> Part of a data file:
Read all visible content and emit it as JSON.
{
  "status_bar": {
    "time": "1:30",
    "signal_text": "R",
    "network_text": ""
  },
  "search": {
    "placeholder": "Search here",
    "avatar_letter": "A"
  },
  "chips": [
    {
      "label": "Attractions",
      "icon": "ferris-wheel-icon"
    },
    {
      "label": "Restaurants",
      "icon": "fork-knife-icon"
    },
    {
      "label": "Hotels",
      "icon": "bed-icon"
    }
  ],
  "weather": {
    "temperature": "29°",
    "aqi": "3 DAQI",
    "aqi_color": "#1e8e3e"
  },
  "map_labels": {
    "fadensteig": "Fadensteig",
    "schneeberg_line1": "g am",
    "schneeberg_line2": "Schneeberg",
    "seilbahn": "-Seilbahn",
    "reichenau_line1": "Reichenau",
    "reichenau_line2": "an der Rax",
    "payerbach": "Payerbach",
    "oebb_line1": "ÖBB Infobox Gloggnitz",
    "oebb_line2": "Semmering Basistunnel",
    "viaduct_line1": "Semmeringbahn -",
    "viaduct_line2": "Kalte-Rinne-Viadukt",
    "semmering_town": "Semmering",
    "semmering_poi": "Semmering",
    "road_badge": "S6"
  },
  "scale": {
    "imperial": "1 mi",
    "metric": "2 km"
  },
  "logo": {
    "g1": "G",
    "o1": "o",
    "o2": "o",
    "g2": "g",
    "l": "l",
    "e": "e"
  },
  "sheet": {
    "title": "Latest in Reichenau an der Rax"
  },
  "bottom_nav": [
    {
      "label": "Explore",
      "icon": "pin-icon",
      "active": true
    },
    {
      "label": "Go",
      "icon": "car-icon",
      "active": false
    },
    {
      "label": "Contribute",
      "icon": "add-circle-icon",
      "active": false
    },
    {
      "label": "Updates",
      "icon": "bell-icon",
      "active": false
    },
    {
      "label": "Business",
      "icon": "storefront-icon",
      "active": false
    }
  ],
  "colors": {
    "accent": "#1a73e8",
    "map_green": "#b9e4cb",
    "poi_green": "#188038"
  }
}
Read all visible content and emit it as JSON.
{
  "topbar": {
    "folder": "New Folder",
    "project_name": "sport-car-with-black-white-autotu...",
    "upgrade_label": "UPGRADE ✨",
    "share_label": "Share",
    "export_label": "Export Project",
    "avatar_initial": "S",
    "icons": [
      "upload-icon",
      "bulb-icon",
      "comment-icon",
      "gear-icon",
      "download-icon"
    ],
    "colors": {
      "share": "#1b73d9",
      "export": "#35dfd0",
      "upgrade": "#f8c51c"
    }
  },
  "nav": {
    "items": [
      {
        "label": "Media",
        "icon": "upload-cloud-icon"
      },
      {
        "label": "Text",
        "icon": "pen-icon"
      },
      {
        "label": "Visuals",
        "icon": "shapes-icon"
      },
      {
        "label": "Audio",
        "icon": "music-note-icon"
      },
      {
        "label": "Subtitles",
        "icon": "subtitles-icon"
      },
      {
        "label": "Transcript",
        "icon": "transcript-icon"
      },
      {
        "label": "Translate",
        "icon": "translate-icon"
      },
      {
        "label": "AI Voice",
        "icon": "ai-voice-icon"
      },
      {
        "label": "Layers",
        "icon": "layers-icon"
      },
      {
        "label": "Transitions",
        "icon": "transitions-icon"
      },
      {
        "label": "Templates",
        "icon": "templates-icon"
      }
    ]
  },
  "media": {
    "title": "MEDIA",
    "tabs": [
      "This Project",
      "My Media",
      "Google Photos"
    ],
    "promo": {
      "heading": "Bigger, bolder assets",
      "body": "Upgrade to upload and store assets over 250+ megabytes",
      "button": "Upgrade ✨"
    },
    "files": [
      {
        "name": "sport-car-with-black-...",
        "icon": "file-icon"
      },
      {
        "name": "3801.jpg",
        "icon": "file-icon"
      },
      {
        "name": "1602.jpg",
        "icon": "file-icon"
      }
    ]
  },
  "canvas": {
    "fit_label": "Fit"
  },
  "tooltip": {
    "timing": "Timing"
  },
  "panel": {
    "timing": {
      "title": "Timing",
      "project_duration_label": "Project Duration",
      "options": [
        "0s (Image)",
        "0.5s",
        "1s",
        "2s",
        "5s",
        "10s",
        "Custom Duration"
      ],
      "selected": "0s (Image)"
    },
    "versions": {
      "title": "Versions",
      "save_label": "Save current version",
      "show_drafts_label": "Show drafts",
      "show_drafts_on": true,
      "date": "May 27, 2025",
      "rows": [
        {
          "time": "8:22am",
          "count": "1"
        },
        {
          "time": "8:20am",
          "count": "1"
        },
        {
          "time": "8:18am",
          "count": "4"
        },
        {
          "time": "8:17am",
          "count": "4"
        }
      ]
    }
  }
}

> SHORT PROBLEM: Among the lines of the material above, how many include the string "Duration"? Report only that number.

> RESULT OF THIS TASK: 2